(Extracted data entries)
----

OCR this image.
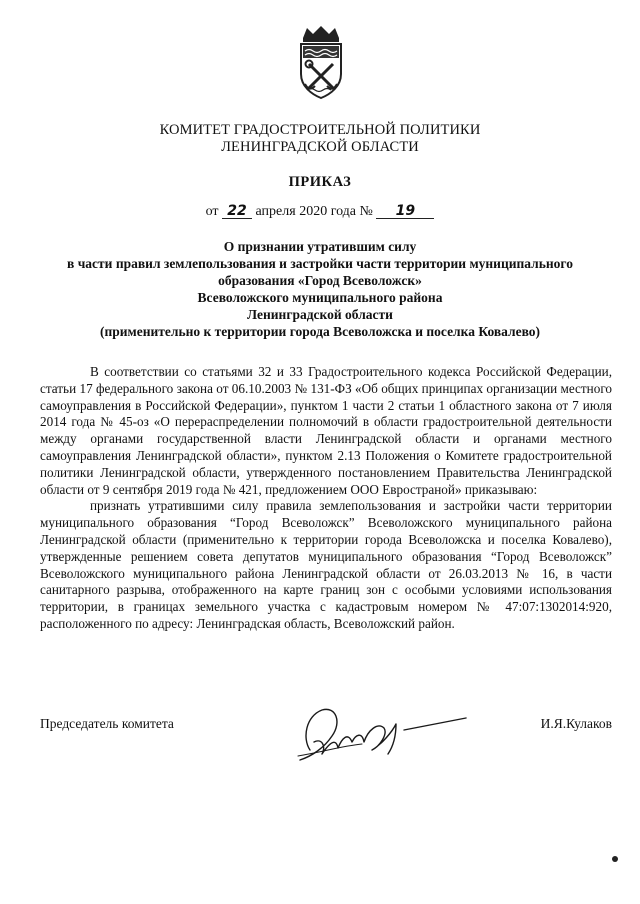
КОМИТЕТ ГРАДОСТРОИТЕЛЬНОЙ ПОЛИТИКИ
ЛЕНИНГРАДСКОЙ ОБЛАСТИ
ПРИКАЗ
от 22 апреля 2020 года № 19
О признании утратившим силу
в части правил землепользования и застройки части территории муниципального
образования «Город Всеволожск»
Всеволожского муниципального района
Ленинградской области
(применительно к территории города Всеволожска и поселка Ковалево)

В соответствии со статьями 32 и 33 Градостроительного кодекса Российской Федерации, статьи 17 федерального закона от 06.10.2003 № 131-ФЗ «Об общих принципах организации местного самоуправления в Российской Федерации», пунктом 1 части 2 статьи 1 областного закона от 7 июля 2014 года № 45-оз «О перераспределении полномочий в области градостроительной деятельности между органами государственной власти Ленинградской области и органами местного самоуправления Ленинградской области», пунктом 2.13 Положения о Комитете градостроительной политики Ленинградской области, утвержденного постановлением Правительства Ленинградской области от 9 сентября 2019 года № 421, предложением ООО Евространой» приказываю:

признать утратившими силу правила землепользования и застройки части территории муниципального образования “Город Всеволожск” Всеволожского муниципального района Ленинградской области (применительно к территории города Всеволожска и поселка Ковалево), утвержденные решением совета депутатов муниципального образования “Город Всеволожск” Всеволожского муниципального района Ленинградской области от 26.03.2013 № 16, в части санитарного разрыва, отображенного на карте границ зон с особыми условиями использования территории, в границах земельного участка с кадастровым номером № 47:07:1302014:920, расположенного по адресу: Ленинградская область, Всеволожский район.

Председатель комитета	И.Я.Кулаков
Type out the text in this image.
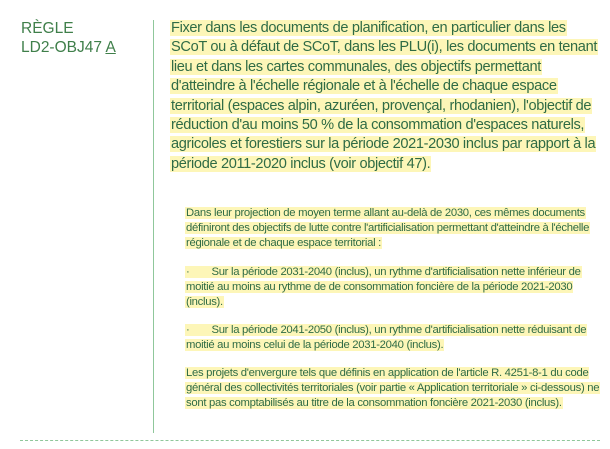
RÈGLE
LD2-OBJ47 A
Fixer dans les documents de planification, en particulier dans les SCoT ou à défaut de SCoT, dans les PLU(i), les documents en tenant lieu et dans les cartes communales, des objectifs permettant d'atteindre à l'échelle régionale et à l'échelle de chaque espace territorial (espaces alpin, azuréen, provençal, rhodanien), l'objectif de réduction d'au moins 50 % de la consommation d'espaces naturels, agricoles et forestiers sur la période 2021-2030 inclus par rapport à la période 2011-2020 inclus (voir objectif 47).
Dans leur projection de moyen terme allant au-delà de 2030, ces mêmes documents définiront des objectifs de lutte contre l'artificialisation permettant d'atteindre à l'échelle régionale et de chaque espace territorial :
· Sur la période 2031-2040 (inclus), un rythme d'artificialisation nette inférieur de moitié au moins au rythme de de consommation foncière de la période 2021-2030 (inclus).
· Sur la période 2041-2050 (inclus), un rythme d'artificialisation nette réduisant de moitié au moins celui de la période 2031-2040 (inclus).
Les projets d'envergure tels que définis en application de l'article R. 4251-8-1 du code général des collectivités territoriales (voir partie « Application territoriale » ci-dessous) ne sont pas comptabilisés au titre de la consommation foncière 2021-2030 (inclus).
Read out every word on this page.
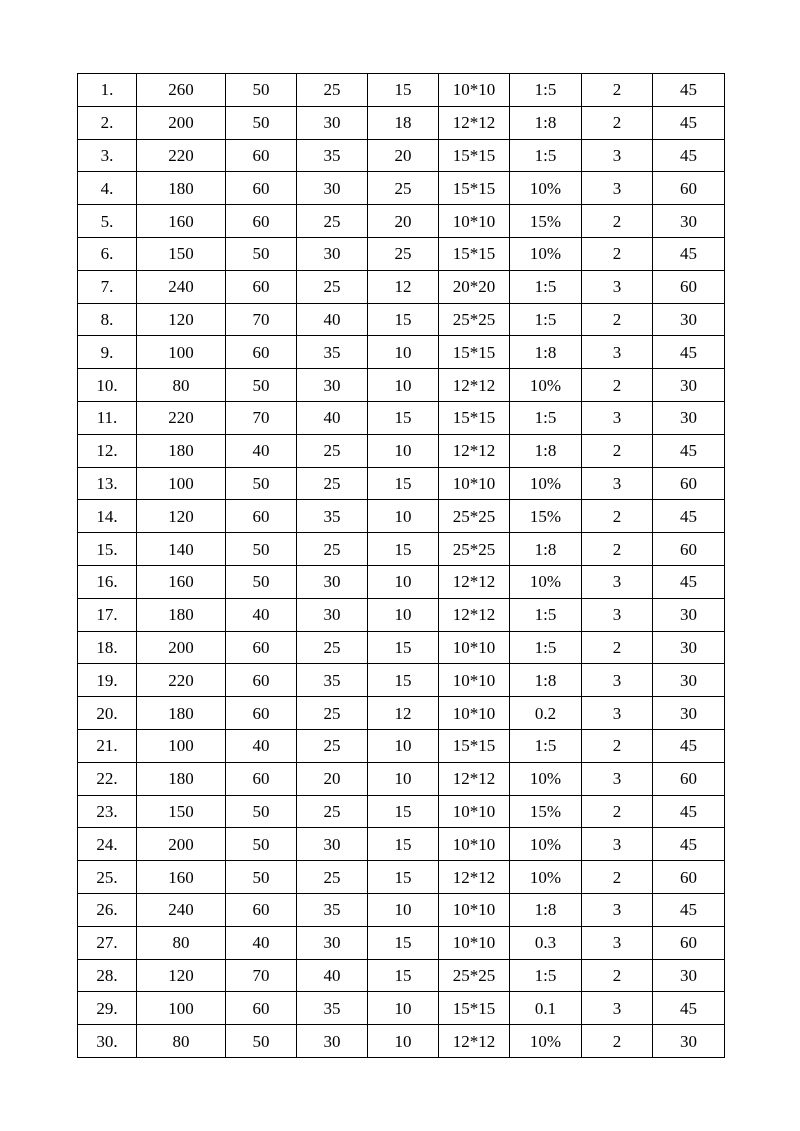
1.	260	50	25	15	10*10	1:5	2	45
2.	200	50	30	18	12*12	1:8	2	45
3.	220	60	35	20	15*15	1:5	3	45
4.	180	60	30	25	15*15	10%	3	60
5.	160	60	25	20	10*10	15%	2	30
6.	150	50	30	25	15*15	10%	2	45
7.	240	60	25	12	20*20	1:5	3	60
8.	120	70	40	15	25*25	1:5	2	30
9.	100	60	35	10	15*15	1:8	3	45
10.	80	50	30	10	12*12	10%	2	30
11.	220	70	40	15	15*15	1:5	3	30
12.	180	40	25	10	12*12	1:8	2	45
13.	100	50	25	15	10*10	10%	3	60
14.	120	60	35	10	25*25	15%	2	45
15.	140	50	25	15	25*25	1:8	2	60
16.	160	50	30	10	12*12	10%	3	45
17.	180	40	30	10	12*12	1:5	3	30
18.	200	60	25	15	10*10	1:5	2	30
19.	220	60	35	15	10*10	1:8	3	30
20.	180	60	25	12	10*10	0.2	3	30
21.	100	40	25	10	15*15	1:5	2	45
22.	180	60	20	10	12*12	10%	3	60
23.	150	50	25	15	10*10	15%	2	45
24.	200	50	30	15	10*10	10%	3	45
25.	160	50	25	15	12*12	10%	2	60
26.	240	60	35	10	10*10	1:8	3	45
27.	80	40	30	15	10*10	0.3	3	60
28.	120	70	40	15	25*25	1:5	2	30
29.	100	60	35	10	15*15	0.1	3	45
30.	80	50	30	10	12*12	10%	2	30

----

**What is asked**
Filter out every line that lacks the word "this", and copy the rest.

**Exercise solution**
OCR this image.
Type out the text in this image.
Read out every word on this page.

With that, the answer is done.